PROBLEM REQUIREMENTS. Every entry must be copied word for word.

** start MATERIAL FOR THIS TASK **

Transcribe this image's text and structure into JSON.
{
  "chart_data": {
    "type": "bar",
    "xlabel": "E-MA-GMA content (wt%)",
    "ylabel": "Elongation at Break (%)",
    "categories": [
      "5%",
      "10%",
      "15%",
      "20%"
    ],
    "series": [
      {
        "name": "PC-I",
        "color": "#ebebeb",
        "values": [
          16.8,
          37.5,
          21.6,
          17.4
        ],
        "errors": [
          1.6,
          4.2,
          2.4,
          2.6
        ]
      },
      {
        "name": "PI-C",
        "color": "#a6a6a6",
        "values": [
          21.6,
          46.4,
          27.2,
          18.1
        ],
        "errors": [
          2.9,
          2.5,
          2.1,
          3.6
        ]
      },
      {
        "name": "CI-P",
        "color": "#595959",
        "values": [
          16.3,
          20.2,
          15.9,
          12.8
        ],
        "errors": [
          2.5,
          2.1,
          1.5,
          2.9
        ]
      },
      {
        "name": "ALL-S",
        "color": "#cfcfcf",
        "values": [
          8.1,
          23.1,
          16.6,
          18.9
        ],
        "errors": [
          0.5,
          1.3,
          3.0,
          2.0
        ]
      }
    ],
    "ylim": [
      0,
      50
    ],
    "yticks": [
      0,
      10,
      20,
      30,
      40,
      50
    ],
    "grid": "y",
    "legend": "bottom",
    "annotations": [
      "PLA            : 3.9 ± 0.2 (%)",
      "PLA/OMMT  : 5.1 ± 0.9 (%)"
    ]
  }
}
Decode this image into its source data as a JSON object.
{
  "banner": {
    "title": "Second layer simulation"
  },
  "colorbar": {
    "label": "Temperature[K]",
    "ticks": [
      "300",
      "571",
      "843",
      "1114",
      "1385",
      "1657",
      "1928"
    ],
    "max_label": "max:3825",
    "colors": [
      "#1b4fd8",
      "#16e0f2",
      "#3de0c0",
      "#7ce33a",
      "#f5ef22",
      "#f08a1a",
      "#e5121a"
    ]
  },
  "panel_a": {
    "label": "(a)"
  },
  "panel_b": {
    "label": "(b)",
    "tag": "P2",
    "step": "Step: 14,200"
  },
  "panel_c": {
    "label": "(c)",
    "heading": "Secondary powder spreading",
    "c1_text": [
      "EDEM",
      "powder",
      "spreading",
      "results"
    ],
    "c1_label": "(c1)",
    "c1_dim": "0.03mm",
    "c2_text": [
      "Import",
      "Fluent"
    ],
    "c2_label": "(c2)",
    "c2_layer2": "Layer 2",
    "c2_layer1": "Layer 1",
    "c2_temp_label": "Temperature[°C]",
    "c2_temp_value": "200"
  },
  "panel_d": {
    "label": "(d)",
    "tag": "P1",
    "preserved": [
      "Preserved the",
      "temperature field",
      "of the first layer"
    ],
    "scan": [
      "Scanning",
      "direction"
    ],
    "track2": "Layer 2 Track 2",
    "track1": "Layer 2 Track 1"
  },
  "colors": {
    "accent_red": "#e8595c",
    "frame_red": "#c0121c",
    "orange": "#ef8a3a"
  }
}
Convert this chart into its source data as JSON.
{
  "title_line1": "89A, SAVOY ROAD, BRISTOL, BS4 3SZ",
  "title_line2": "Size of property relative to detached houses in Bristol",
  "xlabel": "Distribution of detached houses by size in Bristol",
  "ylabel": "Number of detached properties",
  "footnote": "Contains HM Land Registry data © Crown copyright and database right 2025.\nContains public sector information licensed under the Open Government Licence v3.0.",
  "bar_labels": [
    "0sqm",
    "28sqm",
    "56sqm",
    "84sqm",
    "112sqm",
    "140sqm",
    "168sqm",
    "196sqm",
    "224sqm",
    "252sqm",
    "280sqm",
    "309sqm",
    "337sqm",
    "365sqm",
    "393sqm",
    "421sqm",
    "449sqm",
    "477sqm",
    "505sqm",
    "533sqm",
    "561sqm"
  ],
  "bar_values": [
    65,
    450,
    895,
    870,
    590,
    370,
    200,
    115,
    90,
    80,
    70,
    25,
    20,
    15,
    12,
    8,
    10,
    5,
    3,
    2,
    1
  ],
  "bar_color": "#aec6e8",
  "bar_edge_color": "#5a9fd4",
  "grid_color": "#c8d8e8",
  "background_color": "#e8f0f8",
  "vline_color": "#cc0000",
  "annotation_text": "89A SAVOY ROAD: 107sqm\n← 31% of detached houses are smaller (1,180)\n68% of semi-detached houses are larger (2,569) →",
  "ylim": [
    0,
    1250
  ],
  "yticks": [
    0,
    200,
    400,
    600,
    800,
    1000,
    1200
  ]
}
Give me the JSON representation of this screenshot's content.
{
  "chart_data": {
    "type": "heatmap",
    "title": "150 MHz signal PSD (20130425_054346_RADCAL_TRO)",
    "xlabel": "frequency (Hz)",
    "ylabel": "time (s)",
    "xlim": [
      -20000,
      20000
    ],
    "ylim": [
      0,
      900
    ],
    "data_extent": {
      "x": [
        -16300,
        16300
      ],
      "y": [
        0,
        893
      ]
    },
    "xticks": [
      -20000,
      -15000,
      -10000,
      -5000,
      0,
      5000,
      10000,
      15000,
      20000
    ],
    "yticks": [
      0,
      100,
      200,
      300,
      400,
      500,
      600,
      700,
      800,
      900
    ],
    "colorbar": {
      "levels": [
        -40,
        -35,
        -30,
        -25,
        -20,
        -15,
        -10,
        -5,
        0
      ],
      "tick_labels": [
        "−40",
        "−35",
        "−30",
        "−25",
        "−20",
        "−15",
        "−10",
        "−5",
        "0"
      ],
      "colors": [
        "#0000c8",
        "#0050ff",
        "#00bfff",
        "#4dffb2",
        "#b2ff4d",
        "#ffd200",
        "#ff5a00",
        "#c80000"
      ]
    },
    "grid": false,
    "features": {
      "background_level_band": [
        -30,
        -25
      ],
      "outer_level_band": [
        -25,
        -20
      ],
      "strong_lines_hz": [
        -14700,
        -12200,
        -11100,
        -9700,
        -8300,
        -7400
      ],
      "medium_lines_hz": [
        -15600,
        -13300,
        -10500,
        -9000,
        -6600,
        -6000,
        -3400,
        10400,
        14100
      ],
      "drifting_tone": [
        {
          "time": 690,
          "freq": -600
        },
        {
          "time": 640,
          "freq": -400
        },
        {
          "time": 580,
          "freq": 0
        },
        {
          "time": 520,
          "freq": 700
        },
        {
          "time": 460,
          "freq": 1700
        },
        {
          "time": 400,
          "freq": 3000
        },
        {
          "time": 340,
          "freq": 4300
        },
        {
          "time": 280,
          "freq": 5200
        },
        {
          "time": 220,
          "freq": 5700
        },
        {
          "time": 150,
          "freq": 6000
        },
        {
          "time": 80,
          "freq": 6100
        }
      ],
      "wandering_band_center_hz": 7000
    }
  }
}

** end MATERIAL FOR THIS TASK **

TASK RESPONSE.
Transcribe this image's text and structure into JSON.
{
  "chart_data": {
    "type": "bar",
    "xlabel": "E-MA-GMA content (wt%)",
    "ylabel": "Elongation at Break (%)",
    "categories": [
      "5%",
      "10%",
      "15%",
      "20%"
    ],
    "series": [
      {
        "name": "PC-I",
        "color": "#ebebeb",
        "values": [
          16.8,
          37.5,
          21.6,
          17.4
        ],
        "errors": [
          1.6,
          4.2,
          2.4,
          2.6
        ]
      },
      {
        "name": "PI-C",
        "color": "#a6a6a6",
        "values": [
          21.6,
          46.4,
          27.2,
          18.1
        ],
        "errors": [
          2.9,
          2.5,
          2.1,
          3.6
        ]
      },
      {
        "name": "CI-P",
        "color": "#595959",
        "values": [
          16.3,
          20.2,
          15.9,
          12.8
        ],
        "errors": [
          2.5,
          2.1,
          1.5,
          2.9
        ]
      },
      {
        "name": "ALL-S",
        "color": "#cfcfcf",
        "values": [
          8.1,
          23.1,
          16.6,
          18.9
        ],
        "errors": [
          0.5,
          1.3,
          3.0,
          2.0
        ]
      }
    ],
    "ylim": [
      0,
      50
    ],
    "yticks": [
      0,
      10,
      20,
      30,
      40,
      50
    ],
    "grid": "y",
    "legend": "bottom",
    "annotations": [
      "PLA            : 3.9 ± 0.2 (%)",
      "PLA/OMMT  : 5.1 ± 0.9 (%)"
    ]
  }
}
Decode this image into its source data as a JSON object.
{
  "banner": {
    "title": "Second layer simulation"
  },
  "colorbar": {
    "label": "Temperature[K]",
    "ticks": [
      "300",
      "571",
      "843",
      "1114",
      "1385",
      "1657",
      "1928"
    ],
    "max_label": "max:3825",
    "colors": [
      "#1b4fd8",
      "#16e0f2",
      "#3de0c0",
      "#7ce33a",
      "#f5ef22",
      "#f08a1a",
      "#e5121a"
    ]
  },
  "panel_a": {
    "label": "(a)"
  },
  "panel_b": {
    "label": "(b)",
    "tag": "P2",
    "step": "Step: 14,200"
  },
  "panel_c": {
    "label": "(c)",
    "heading": "Secondary powder spreading",
    "c1_text": [
      "EDEM",
      "powder",
      "spreading",
      "results"
    ],
    "c1_label": "(c1)",
    "c1_dim": "0.03mm",
    "c2_text": [
      "Import",
      "Fluent"
    ],
    "c2_label": "(c2)",
    "c2_layer2": "Layer 2",
    "c2_layer1": "Layer 1",
    "c2_temp_label": "Temperature[°C]",
    "c2_temp_value": "200"
  },
  "panel_d": {
    "label": "(d)",
    "tag": "P1",
    "preserved": [
      "Preserved the",
      "temperature field",
      "of the first layer"
    ],
    "scan": [
      "Scanning",
      "direction"
    ],
    "track2": "Layer 2 Track 2",
    "track1": "Layer 2 Track 1"
  },
  "colors": {
    "accent_red": "#e8595c",
    "frame_red": "#c0121c",
    "orange": "#ef8a3a"
  }
}
Convert this chart into its source data as JSON.
{
  "title_line1": "89A, SAVOY ROAD, BRISTOL, BS4 3SZ",
  "title_line2": "Size of property relative to detached houses in Bristol",
  "xlabel": "Distribution of detached houses by size in Bristol",
  "ylabel": "Number of detached properties",
  "footnote": "Contains HM Land Registry data © Crown copyright and database right 2025.\nContains public sector information licensed under the Open Government Licence v3.0.",
  "bar_labels": [
    "0sqm",
    "28sqm",
    "56sqm",
    "84sqm",
    "112sqm",
    "140sqm",
    "168sqm",
    "196sqm",
    "224sqm",
    "252sqm",
    "280sqm",
    "309sqm",
    "337sqm",
    "365sqm",
    "393sqm",
    "421sqm",
    "449sqm",
    "477sqm",
    "505sqm",
    "533sqm",
    "561sqm"
  ],
  "bar_values": [
    65,
    450,
    895,
    870,
    590,
    370,
    200,
    115,
    90,
    80,
    70,
    25,
    20,
    15,
    12,
    8,
    10,
    5,
    3,
    2,
    1
  ],
  "bar_color": "#aec6e8",
  "bar_edge_color": "#5a9fd4",
  "grid_color": "#c8d8e8",
  "background_color": "#e8f0f8",
  "vline_color": "#cc0000",
  "annotation_text": "89A SAVOY ROAD: 107sqm\n← 31% of detached houses are smaller (1,180)\n68% of semi-detached houses are larger (2,569) →",
  "ylim": [
    0,
    1250
  ],
  "yticks": [
    0,
    200,
    400,
    600,
    800,
    1000,
    1200
  ]
}
Give me the JSON representation of this screenshot's content.
{
  "chart_data": {
    "type": "heatmap",
    "title": "150 MHz signal PSD (20130425_054346_RADCAL_TRO)",
    "xlabel": "frequency (Hz)",
    "ylabel": "time (s)",
    "xlim": [
      -20000,
      20000
    ],
    "ylim": [
      0,
      900
    ],
    "data_extent": {
      "x": [
        -16300,
        16300
      ],
      "y": [
        0,
        893
      ]
    },
    "xticks": [
      -20000,
      -15000,
      -10000,
      -5000,
      0,
      5000,
      10000,
      15000,
      20000
    ],
    "yticks": [
      0,
      100,
      200,
      300,
      400,
      500,
      600,
      700,
      800,
      900
    ],
    "colorbar": {
      "levels": [
        -40,
        -35,
        -30,
        -25,
        -20,
        -15,
        -10,
        -5,
        0
      ],
      "tick_labels": [
        "−40",
        "−35",
        "−30",
        "−25",
        "−20",
        "−15",
        "−10",
        "−5",
        "0"
      ],
      "colors": [
        "#0000c8",
        "#0050ff",
        "#00bfff",
        "#4dffb2",
        "#b2ff4d",
        "#ffd200",
        "#ff5a00",
        "#c80000"
      ]
    },
    "grid": false,
    "features": {
      "background_level_band": [
        -30,
        -25
      ],
      "outer_level_band": [
        -25,
        -20
      ],
      "strong_lines_hz": [
        -14700,
        -12200,
        -11100,
        -9700,
        -8300,
        -7400
      ],
      "medium_lines_hz": [
        -15600,
        -13300,
        -10500,
        -9000,
        -6600,
        -6000,
        -3400,
        10400,
        14100
      ],
      "drifting_tone": [
        {
          "time": 690,
          "freq": -600
        },
        {
          "time": 640,
          "freq": -400
        },
        {
          "time": 580,
          "freq": 0
        },
        {
          "time": 520,
          "freq": 700
        },
        {
          "time": 460,
          "freq": 1700
        },
        {
          "time": 400,
          "freq": 3000
        },
        {
          "time": 340,
          "freq": 4300
        },
        {
          "time": 280,
          "freq": 5200
        },
        {
          "time": 220,
          "freq": 5700
        },
        {
          "time": 150,
          "freq": 6000
        },
        {
          "time": 80,
          "freq": 6100
        }
      ],
      "wandering_band_center_hz": 7000
    }
  }
}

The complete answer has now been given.